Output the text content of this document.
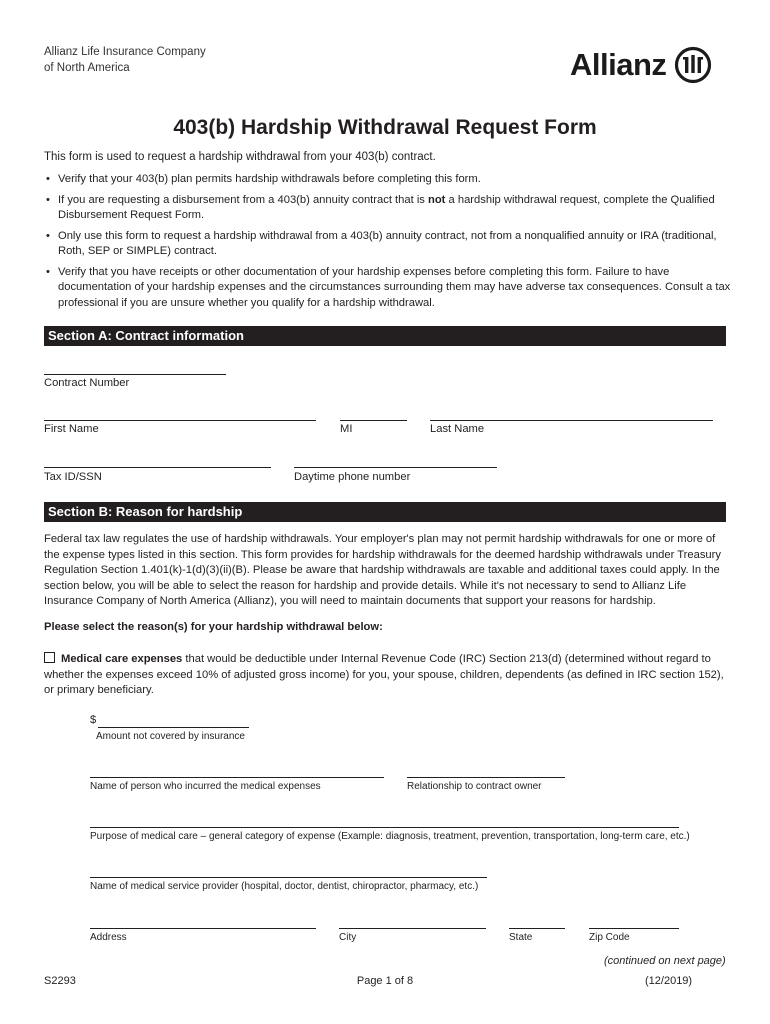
Allianz Life Insurance Company
of North America	Allianz
403(b) Hardship Withdrawal Request Form
This form is used to request a hardship withdrawal from your 403(b) contract.
• Verify that your 403(b) plan permits hardship withdrawals before completing this form.
• If you are requesting a disbursement from a 403(b) annuity contract that is not a hardship withdrawal request, complete the Qualified Disbursement Request Form.
• Only use this form to request a hardship withdrawal from a 403(b) annuity contract, not from a nonqualified annuity or IRA (traditional, Roth, SEP or SIMPLE) contract.
• Verify that you have receipts or other documentation of your hardship expenses before completing this form. Failure to have documentation of your hardship expenses and the circumstances surrounding them may have adverse tax consequences. Consult a tax professional if you are unsure whether you qualify for a hardship withdrawal.
Section A: Contract information
Contract Number
First Name	MI	Last Name
Tax ID/SSN	Daytime phone number
Section B: Reason for hardship
Federal tax law regulates the use of hardship withdrawals. Your employer's plan may not permit hardship withdrawals for one or more of the expense types listed in this section. This form provides for hardship withdrawals for the deemed hardship withdrawals under Treasury Regulation Section 1.401(k)-1(d)(3)(ii)(B). Please be aware that hardship withdrawals are taxable and additional taxes could apply. In the section below, you will be able to select the reason for hardship and provide details. While it's not necessary to send to Allianz Life Insurance Company of North America (Allianz), you will need to maintain documents that support your reasons for hardship.
Please select the reason(s) for your hardship withdrawal below:
Medical care expenses that would be deductible under Internal Revenue Code (IRC) Section 213(d) (determined without regard to whether the expenses exceed 10% of adjusted gross income) for you, your spouse, children, dependents (as defined in IRC section 152), or primary beneficiary.
$
Amount not covered by insurance
Name of person who incurred the medical expenses	Relationship to contract owner
Purpose of medical care – general category of expense (Example: diagnosis, treatment, prevention, transportation, long-term care, etc.)
Name of medical service provider (hospital, doctor, dentist, chiropractor, pharmacy, etc.)
Address	City	State	Zip Code
(continued on next page)
S2293	Page 1 of 8	(12/2019)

▬▬▬

• [The task]
Scan the entries above. Copy each line that has the string "completing".

• [Exercise output]
• Verify that your 403(b) plan permits hardship withdrawals before completing this form.
• Verify that you have receipts or other documentation of your hardship expenses before completing this form. Failure to have documentation of your hardship expenses and the circumstances surrounding them may have adverse tax consequences. Consult a tax professional if you are unsure whether you qualify for a hardship withdrawal.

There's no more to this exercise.